## DATASET RECORDS

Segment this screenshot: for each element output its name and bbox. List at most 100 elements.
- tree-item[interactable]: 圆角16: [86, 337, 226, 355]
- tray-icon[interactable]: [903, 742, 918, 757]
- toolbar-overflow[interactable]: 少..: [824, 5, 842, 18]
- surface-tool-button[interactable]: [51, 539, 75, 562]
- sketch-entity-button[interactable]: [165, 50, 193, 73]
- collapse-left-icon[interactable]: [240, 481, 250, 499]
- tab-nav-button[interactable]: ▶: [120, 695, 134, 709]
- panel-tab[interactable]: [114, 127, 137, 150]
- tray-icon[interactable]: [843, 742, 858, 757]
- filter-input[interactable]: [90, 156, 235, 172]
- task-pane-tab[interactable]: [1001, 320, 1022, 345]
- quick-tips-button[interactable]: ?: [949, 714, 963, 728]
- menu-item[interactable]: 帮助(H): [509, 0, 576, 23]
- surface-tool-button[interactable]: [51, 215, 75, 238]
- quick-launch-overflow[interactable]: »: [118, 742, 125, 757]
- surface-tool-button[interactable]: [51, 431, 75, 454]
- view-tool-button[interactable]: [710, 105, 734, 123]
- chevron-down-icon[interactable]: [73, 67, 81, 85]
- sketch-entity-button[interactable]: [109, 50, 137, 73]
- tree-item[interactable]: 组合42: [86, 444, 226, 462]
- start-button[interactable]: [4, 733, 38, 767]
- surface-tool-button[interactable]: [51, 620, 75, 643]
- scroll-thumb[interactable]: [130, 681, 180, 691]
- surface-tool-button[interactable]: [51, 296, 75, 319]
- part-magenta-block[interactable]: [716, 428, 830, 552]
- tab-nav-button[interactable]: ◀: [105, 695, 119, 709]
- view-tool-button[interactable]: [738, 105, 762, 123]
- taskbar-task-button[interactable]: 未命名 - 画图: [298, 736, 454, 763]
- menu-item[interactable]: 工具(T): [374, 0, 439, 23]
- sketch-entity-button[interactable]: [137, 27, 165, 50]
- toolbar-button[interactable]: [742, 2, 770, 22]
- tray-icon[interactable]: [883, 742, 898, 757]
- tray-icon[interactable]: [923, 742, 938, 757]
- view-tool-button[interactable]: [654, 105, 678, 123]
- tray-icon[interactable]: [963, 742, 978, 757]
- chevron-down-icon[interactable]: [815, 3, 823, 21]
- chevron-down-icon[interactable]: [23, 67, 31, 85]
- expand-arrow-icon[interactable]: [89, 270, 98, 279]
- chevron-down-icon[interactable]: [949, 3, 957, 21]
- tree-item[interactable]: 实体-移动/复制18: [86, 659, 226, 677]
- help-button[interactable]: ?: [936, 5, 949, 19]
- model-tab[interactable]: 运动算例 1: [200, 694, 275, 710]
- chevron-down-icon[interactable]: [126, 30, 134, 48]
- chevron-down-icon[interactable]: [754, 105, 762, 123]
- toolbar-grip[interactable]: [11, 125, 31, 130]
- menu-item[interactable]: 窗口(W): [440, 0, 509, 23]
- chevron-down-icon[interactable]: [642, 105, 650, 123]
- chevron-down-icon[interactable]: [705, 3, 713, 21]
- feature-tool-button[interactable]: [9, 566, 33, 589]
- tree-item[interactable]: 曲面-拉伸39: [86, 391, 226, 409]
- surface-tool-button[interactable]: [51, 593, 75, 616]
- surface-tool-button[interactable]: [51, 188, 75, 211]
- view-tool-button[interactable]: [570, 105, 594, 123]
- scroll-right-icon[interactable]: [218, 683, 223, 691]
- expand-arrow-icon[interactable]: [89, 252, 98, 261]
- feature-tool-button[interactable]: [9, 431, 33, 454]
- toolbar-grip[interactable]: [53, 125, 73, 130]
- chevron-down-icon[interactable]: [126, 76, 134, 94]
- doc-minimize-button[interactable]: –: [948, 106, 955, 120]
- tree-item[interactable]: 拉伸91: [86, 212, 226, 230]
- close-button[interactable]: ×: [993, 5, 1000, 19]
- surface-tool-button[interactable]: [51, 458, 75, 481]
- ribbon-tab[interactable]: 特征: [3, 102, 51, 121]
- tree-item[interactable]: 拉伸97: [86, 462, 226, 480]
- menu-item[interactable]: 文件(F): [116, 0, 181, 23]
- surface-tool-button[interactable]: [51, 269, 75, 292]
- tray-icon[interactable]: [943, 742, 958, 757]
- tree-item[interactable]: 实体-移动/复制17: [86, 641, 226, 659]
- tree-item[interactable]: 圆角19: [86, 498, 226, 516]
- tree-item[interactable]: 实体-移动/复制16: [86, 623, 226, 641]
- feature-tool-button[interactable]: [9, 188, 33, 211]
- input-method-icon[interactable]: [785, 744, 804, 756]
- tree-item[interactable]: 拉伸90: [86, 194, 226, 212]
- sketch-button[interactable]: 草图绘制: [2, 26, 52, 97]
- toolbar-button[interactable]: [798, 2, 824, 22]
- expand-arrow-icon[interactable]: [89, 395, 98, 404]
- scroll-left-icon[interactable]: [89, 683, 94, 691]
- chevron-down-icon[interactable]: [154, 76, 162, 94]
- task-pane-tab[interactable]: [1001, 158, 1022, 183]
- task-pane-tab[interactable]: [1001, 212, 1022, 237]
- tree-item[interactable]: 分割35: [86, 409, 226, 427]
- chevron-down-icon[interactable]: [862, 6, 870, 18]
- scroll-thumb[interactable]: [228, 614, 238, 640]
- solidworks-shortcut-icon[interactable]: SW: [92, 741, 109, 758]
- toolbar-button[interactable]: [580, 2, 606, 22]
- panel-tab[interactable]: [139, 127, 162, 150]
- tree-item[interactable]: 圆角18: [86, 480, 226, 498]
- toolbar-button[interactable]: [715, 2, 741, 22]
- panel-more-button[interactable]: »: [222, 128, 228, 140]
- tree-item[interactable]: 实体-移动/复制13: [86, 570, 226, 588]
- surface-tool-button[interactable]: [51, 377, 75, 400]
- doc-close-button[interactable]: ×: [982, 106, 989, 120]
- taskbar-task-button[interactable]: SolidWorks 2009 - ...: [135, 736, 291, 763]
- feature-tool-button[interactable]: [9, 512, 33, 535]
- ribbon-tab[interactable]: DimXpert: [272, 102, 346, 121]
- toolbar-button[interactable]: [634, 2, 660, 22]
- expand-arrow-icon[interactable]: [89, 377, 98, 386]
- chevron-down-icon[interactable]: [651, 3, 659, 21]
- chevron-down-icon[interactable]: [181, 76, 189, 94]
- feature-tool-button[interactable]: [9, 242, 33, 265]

## STATED PROBLEM
Please copy the material word for word, from its first line to the line with "- help-button[interactable]: ?: [936, 5, 949, 19]", both lines included.

## WORKED ANSWER
Segment this screenshot: for each element output its name and bbox. List at most 100 elements.
- tree-item[interactable]: 圆角16: [86, 337, 226, 355]
- tray-icon[interactable]: [903, 742, 918, 757]
- toolbar-overflow[interactable]: 少..: [824, 5, 842, 18]
- surface-tool-button[interactable]: [51, 539, 75, 562]
- sketch-entity-button[interactable]: [165, 50, 193, 73]
- collapse-left-icon[interactable]: [240, 481, 250, 499]
- tab-nav-button[interactable]: ▶: [120, 695, 134, 709]
- panel-tab[interactable]: [114, 127, 137, 150]
- tray-icon[interactable]: [843, 742, 858, 757]
- filter-input[interactable]: [90, 156, 235, 172]
- task-pane-tab[interactable]: [1001, 320, 1022, 345]
- quick-tips-button[interactable]: ?: [949, 714, 963, 728]
- menu-item[interactable]: 帮助(H): [509, 0, 576, 23]
- surface-tool-button[interactable]: [51, 215, 75, 238]
- quick-launch-overflow[interactable]: »: [118, 742, 125, 757]
- surface-tool-button[interactable]: [51, 431, 75, 454]
- view-tool-button[interactable]: [710, 105, 734, 123]
- chevron-down-icon[interactable]: [73, 67, 81, 85]
- sketch-entity-button[interactable]: [109, 50, 137, 73]
- tree-item[interactable]: 组合42: [86, 444, 226, 462]
- start-button[interactable]: [4, 733, 38, 767]
- surface-tool-button[interactable]: [51, 620, 75, 643]
- scroll-thumb[interactable]: [130, 681, 180, 691]
- surface-tool-button[interactable]: [51, 296, 75, 319]
- part-magenta-block[interactable]: [716, 428, 830, 552]
- tab-nav-button[interactable]: ◀: [105, 695, 119, 709]
- view-tool-button[interactable]: [738, 105, 762, 123]
- taskbar-task-button[interactable]: 未命名 - 画图: [298, 736, 454, 763]
- menu-item[interactable]: 工具(T): [374, 0, 439, 23]
- sketch-entity-button[interactable]: [137, 27, 165, 50]
- toolbar-button[interactable]: [742, 2, 770, 22]
- tray-icon[interactable]: [883, 742, 898, 757]
- tray-icon[interactable]: [923, 742, 938, 757]
- view-tool-button[interactable]: [654, 105, 678, 123]
- tray-icon[interactable]: [963, 742, 978, 757]
- chevron-down-icon[interactable]: [815, 3, 823, 21]
- chevron-down-icon[interactable]: [23, 67, 31, 85]
- expand-arrow-icon[interactable]: [89, 270, 98, 279]
- chevron-down-icon[interactable]: [949, 3, 957, 21]
- tree-item[interactable]: 实体-移动/复制18: [86, 659, 226, 677]
- help-button[interactable]: ?: [936, 5, 949, 19]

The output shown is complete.